**GOAL**
Write the listing out again, all of it, word for word.

**SOURCE MATERIAL**
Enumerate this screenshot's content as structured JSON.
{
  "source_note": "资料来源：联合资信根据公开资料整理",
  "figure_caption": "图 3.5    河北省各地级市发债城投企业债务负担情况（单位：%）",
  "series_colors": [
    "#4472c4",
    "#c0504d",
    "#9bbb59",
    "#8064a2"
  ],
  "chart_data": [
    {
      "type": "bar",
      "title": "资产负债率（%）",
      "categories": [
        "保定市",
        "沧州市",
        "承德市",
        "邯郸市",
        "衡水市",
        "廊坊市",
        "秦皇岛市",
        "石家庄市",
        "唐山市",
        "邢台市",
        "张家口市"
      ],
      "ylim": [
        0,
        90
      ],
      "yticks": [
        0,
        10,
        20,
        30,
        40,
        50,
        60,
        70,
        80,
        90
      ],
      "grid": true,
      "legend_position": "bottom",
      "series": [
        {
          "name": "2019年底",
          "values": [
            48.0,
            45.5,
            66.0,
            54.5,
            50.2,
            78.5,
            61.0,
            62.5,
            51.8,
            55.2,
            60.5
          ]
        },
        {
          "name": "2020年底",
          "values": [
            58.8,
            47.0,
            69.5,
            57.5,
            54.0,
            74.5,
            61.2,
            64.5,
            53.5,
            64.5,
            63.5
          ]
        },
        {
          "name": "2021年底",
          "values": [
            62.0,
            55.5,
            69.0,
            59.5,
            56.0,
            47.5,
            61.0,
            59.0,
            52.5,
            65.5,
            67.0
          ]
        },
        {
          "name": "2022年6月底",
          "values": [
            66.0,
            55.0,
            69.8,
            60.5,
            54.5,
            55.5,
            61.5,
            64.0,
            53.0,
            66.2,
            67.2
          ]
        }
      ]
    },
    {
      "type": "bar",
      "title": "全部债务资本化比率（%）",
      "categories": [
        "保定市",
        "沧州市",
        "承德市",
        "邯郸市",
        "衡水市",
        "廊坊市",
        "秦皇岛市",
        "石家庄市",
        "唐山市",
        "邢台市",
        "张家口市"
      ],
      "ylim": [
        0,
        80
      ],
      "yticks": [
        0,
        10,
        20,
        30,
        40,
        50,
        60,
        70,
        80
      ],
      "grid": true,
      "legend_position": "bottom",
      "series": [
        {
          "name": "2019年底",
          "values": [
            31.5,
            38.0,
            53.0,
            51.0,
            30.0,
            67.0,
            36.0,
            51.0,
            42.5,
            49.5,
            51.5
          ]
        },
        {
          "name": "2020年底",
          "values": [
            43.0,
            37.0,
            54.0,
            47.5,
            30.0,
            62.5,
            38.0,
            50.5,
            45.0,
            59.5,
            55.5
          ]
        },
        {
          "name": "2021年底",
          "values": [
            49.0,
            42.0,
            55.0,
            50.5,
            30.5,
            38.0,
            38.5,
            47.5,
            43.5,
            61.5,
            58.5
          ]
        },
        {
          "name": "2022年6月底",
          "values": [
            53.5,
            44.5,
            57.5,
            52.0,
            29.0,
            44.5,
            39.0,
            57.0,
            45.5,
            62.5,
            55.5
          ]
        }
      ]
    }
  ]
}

**TASK SOLUTION**
Enumerate this screenshot's content as structured JSON.
{
  "source_note": "资料来源：联合资信根据公开资料整理",
  "figure_caption": "图 3.5    河北省各地级市发债城投企业债务负担情况（单位：%）",
  "series_colors": [
    "#4472c4",
    "#c0504d",
    "#9bbb59",
    "#8064a2"
  ],
  "chart_data": [
    {
      "type": "bar",
      "title": "资产负债率（%）",
      "categories": [
        "保定市",
        "沧州市",
        "承德市",
        "邯郸市",
        "衡水市",
        "廊坊市",
        "秦皇岛市",
        "石家庄市",
        "唐山市",
        "邢台市",
        "张家口市"
      ],
      "ylim": [
        0,
        90
      ],
      "yticks": [
        0,
        10,
        20,
        30,
        40,
        50,
        60,
        70,
        80,
        90
      ],
      "grid": true,
      "legend_position": "bottom",
      "series": [
        {
          "name": "2019年底",
          "values": [
            48.0,
            45.5,
            66.0,
            54.5,
            50.2,
            78.5,
            61.0,
            62.5,
            51.8,
            55.2,
            60.5
          ]
        },
        {
          "name": "2020年底",
          "values": [
            58.8,
            47.0,
            69.5,
            57.5,
            54.0,
            74.5,
            61.2,
            64.5,
            53.5,
            64.5,
            63.5
          ]
        },
        {
          "name": "2021年底",
          "values": [
            62.0,
            55.5,
            69.0,
            59.5,
            56.0,
            47.5,
            61.0,
            59.0,
            52.5,
            65.5,
            67.0
          ]
        },
        {
          "name": "2022年6月底",
          "values": [
            66.0,
            55.0,
            69.8,
            60.5,
            54.5,
            55.5,
            61.5,
            64.0,
            53.0,
            66.2,
            67.2
          ]
        }
      ]
    },
    {
      "type": "bar",
      "title": "全部债务资本化比率（%）",
      "categories": [
        "保定市",
        "沧州市",
        "承德市",
        "邯郸市",
        "衡水市",
        "廊坊市",
        "秦皇岛市",
        "石家庄市",
        "唐山市",
        "邢台市",
        "张家口市"
      ],
      "ylim": [
        0,
        80
      ],
      "yticks": [
        0,
        10,
        20,
        30,
        40,
        50,
        60,
        70,
        80
      ],
      "grid": true,
      "legend_position": "bottom",
      "series": [
        {
          "name": "2019年底",
          "values": [
            31.5,
            38.0,
            53.0,
            51.0,
            30.0,
            67.0,
            36.0,
            51.0,
            42.5,
            49.5,
            51.5
          ]
        },
        {
          "name": "2020年底",
          "values": [
            43.0,
            37.0,
            54.0,
            47.5,
            30.0,
            62.5,
            38.0,
            50.5,
            45.0,
            59.5,
            55.5
          ]
        },
        {
          "name": "2021年底",
          "values": [
            49.0,
            42.0,
            55.0,
            50.5,
            30.5,
            38.0,
            38.5,
            47.5,
            43.5,
            61.5,
            58.5
          ]
        },
        {
          "name": "2022年6月底",
          "values": [
            53.5,
            44.5,
            57.5,
            52.0,
            29.0,
            44.5,
            39.0,
            57.0,
            45.5,
            62.5,
            55.5
          ]
        }
      ]
    }
  ]
}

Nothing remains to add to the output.